What is being asked: Find each line with the word "Baie" and say how many there are, nothing else.

Data listing:
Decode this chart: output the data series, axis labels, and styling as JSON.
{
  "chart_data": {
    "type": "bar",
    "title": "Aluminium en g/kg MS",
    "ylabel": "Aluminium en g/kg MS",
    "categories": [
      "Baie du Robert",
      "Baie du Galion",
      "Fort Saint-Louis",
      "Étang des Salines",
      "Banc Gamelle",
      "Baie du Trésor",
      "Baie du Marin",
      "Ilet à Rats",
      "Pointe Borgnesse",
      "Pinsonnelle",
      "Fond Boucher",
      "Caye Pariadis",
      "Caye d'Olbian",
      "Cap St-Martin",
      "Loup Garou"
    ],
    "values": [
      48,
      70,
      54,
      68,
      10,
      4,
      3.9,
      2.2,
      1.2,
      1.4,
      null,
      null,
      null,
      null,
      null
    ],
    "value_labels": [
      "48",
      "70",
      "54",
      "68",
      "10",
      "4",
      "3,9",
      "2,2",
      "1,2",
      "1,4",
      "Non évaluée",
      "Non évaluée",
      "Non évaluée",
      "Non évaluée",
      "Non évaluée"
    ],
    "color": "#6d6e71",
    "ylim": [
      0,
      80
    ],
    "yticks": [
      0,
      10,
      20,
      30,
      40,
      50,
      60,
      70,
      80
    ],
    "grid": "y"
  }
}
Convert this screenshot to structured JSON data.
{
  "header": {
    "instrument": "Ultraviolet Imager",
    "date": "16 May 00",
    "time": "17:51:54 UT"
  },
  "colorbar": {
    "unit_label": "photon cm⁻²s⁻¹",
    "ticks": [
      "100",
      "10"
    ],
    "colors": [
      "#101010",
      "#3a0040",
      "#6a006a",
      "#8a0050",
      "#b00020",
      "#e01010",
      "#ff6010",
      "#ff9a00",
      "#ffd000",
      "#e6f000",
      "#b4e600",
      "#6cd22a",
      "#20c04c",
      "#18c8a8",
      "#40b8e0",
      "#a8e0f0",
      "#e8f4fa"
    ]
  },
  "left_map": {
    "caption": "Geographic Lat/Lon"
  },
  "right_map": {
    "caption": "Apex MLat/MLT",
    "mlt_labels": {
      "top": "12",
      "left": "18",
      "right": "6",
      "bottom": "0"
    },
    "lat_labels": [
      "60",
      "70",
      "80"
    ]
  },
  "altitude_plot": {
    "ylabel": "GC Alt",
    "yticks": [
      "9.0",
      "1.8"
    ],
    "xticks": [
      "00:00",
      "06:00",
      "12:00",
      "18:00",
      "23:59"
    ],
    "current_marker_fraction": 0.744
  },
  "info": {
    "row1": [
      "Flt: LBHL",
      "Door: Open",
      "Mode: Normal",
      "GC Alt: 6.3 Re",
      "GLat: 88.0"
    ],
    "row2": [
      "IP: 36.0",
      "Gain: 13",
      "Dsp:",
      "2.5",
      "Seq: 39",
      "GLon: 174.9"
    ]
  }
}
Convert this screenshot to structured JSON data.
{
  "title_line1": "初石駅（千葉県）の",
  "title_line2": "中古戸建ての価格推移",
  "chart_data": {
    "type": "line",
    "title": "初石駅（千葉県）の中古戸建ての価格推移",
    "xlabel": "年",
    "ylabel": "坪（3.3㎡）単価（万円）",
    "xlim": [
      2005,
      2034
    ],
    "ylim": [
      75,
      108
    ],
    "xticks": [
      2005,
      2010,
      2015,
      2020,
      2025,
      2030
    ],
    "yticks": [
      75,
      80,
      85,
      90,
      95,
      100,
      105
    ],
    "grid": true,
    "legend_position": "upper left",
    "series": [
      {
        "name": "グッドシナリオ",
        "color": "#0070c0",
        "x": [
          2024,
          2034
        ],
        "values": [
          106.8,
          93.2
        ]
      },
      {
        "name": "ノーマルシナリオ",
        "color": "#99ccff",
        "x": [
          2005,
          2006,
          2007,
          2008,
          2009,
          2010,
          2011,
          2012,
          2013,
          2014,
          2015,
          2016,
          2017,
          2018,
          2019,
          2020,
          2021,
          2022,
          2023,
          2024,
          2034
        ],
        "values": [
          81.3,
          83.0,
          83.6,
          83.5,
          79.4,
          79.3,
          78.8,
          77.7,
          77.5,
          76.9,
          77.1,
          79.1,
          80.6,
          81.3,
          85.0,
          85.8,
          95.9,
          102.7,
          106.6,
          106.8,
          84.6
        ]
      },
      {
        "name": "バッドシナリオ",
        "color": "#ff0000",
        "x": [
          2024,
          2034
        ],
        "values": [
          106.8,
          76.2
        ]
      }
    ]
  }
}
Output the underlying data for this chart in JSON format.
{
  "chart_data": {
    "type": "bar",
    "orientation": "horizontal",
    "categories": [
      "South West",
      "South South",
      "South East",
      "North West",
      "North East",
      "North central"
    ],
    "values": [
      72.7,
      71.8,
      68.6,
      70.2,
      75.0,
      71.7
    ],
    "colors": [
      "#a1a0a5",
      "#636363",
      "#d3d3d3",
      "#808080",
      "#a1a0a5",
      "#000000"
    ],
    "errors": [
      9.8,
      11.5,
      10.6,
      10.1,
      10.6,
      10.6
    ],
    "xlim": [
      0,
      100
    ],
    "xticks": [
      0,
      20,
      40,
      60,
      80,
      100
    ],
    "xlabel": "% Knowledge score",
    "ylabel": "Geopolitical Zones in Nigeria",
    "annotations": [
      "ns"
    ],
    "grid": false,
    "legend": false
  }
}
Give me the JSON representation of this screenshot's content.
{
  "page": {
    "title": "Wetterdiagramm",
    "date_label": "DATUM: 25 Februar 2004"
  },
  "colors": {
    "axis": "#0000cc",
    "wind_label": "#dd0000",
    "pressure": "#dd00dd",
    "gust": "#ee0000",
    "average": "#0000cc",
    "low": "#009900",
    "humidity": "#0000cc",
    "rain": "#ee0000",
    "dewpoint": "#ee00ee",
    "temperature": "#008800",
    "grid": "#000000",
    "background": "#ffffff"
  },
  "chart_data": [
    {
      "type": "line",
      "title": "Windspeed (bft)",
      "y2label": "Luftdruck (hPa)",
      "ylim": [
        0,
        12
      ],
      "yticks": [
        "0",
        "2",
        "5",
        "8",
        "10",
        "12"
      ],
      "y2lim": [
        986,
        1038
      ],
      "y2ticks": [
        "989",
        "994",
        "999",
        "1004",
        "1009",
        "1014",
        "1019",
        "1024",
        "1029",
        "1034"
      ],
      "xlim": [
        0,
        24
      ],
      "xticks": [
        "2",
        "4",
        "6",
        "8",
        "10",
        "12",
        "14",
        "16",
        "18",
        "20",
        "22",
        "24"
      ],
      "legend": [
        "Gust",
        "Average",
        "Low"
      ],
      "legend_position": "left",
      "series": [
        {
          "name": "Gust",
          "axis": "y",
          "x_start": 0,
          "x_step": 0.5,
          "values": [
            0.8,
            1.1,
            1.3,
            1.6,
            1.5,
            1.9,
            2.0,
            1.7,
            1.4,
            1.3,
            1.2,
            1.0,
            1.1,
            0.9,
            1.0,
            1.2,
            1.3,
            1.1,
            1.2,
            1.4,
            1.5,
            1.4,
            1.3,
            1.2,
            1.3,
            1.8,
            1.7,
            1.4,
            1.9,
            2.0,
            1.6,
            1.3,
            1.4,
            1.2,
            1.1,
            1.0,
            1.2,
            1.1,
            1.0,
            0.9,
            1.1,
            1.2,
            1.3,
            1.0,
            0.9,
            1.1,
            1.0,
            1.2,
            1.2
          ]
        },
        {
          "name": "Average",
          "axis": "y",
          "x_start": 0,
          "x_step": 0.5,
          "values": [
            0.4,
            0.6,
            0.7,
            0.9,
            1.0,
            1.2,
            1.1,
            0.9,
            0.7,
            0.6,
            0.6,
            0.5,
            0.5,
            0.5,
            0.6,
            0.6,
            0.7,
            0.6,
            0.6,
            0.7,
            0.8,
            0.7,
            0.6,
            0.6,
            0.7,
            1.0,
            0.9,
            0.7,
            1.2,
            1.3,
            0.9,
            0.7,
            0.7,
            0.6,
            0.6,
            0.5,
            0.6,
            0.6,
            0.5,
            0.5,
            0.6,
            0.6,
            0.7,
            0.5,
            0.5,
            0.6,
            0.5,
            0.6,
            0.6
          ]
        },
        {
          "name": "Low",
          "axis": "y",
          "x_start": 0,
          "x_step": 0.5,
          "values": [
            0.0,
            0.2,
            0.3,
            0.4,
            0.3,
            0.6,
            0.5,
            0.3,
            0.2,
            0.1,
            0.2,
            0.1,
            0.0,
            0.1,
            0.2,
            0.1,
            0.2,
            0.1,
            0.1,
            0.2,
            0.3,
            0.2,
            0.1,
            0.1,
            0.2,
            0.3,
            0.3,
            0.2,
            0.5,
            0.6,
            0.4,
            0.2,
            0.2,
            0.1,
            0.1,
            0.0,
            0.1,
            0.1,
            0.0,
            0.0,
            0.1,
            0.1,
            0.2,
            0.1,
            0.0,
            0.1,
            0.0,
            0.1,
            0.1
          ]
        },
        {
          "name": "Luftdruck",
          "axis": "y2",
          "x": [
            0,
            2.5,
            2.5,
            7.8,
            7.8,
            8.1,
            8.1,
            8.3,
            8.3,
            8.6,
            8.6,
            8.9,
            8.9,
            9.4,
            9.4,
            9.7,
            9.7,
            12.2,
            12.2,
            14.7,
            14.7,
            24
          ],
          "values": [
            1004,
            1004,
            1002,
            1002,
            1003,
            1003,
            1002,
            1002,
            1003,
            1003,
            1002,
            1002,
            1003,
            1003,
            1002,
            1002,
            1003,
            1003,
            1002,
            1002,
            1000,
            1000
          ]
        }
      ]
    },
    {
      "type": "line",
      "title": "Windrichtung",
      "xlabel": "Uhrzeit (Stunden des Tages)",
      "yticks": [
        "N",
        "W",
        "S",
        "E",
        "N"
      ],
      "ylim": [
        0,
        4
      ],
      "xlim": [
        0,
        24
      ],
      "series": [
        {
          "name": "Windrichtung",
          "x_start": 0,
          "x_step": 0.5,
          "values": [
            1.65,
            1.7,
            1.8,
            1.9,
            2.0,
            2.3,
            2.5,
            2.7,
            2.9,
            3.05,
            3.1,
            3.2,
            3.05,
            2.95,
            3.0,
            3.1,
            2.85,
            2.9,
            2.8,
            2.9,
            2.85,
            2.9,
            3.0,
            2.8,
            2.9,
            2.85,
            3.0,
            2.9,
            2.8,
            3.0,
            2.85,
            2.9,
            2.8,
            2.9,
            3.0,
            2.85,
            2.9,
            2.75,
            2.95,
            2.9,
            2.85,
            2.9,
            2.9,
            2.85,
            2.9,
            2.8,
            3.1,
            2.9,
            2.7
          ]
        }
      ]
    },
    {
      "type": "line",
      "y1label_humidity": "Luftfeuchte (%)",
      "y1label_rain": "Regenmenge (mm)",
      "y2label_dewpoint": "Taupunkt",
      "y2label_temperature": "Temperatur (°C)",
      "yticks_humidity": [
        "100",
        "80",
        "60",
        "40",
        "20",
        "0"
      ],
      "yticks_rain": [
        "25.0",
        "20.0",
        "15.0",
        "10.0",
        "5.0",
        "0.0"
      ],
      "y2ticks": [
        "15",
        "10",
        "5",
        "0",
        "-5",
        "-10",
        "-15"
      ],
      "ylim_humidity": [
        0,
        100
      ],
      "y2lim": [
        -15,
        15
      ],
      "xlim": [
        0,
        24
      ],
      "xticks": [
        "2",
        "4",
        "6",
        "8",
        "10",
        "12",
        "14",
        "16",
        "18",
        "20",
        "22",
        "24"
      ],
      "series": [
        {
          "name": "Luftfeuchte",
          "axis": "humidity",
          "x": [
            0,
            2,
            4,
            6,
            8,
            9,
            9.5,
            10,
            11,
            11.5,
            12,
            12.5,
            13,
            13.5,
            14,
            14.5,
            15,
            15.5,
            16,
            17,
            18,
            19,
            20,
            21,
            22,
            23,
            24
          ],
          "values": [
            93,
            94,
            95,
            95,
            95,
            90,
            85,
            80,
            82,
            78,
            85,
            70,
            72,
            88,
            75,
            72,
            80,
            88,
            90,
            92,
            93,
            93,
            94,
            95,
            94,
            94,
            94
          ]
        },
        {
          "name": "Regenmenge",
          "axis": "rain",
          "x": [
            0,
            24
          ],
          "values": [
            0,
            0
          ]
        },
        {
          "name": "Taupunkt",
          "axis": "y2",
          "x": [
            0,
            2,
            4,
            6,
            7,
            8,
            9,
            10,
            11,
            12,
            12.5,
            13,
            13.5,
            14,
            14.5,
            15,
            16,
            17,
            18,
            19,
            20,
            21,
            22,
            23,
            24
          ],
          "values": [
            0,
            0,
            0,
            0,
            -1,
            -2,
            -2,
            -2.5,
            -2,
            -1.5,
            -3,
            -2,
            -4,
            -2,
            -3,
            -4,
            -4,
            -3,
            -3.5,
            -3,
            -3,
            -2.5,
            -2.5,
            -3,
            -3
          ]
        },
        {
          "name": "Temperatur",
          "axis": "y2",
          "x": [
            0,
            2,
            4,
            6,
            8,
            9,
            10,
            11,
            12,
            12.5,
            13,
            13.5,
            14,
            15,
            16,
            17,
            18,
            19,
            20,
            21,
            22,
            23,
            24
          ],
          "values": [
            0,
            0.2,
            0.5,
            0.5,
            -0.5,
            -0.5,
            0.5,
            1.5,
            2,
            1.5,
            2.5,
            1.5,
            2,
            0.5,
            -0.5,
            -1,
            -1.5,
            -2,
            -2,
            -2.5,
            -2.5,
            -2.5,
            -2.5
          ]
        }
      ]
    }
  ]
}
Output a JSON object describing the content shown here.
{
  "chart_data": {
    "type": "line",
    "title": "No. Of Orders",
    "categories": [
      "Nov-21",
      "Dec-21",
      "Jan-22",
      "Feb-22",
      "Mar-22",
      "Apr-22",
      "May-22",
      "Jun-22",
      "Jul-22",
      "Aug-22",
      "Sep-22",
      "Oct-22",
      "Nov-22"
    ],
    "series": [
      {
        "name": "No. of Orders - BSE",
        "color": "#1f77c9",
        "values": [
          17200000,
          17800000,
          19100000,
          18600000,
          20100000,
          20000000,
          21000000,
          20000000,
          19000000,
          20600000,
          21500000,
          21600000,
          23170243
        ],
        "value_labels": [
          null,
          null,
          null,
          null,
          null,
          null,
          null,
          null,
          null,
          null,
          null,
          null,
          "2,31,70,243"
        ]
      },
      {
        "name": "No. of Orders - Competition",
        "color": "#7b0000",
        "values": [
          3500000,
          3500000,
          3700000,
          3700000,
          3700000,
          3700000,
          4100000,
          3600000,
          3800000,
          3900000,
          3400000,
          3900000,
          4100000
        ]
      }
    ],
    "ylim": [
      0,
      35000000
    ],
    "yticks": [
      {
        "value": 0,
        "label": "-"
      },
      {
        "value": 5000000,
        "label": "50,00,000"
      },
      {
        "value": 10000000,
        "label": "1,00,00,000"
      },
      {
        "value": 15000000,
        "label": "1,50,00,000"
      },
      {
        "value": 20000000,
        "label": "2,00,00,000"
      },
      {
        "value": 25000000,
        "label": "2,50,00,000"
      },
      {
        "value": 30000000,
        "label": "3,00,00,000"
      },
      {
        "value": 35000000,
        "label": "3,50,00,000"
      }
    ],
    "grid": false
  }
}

Solution: 4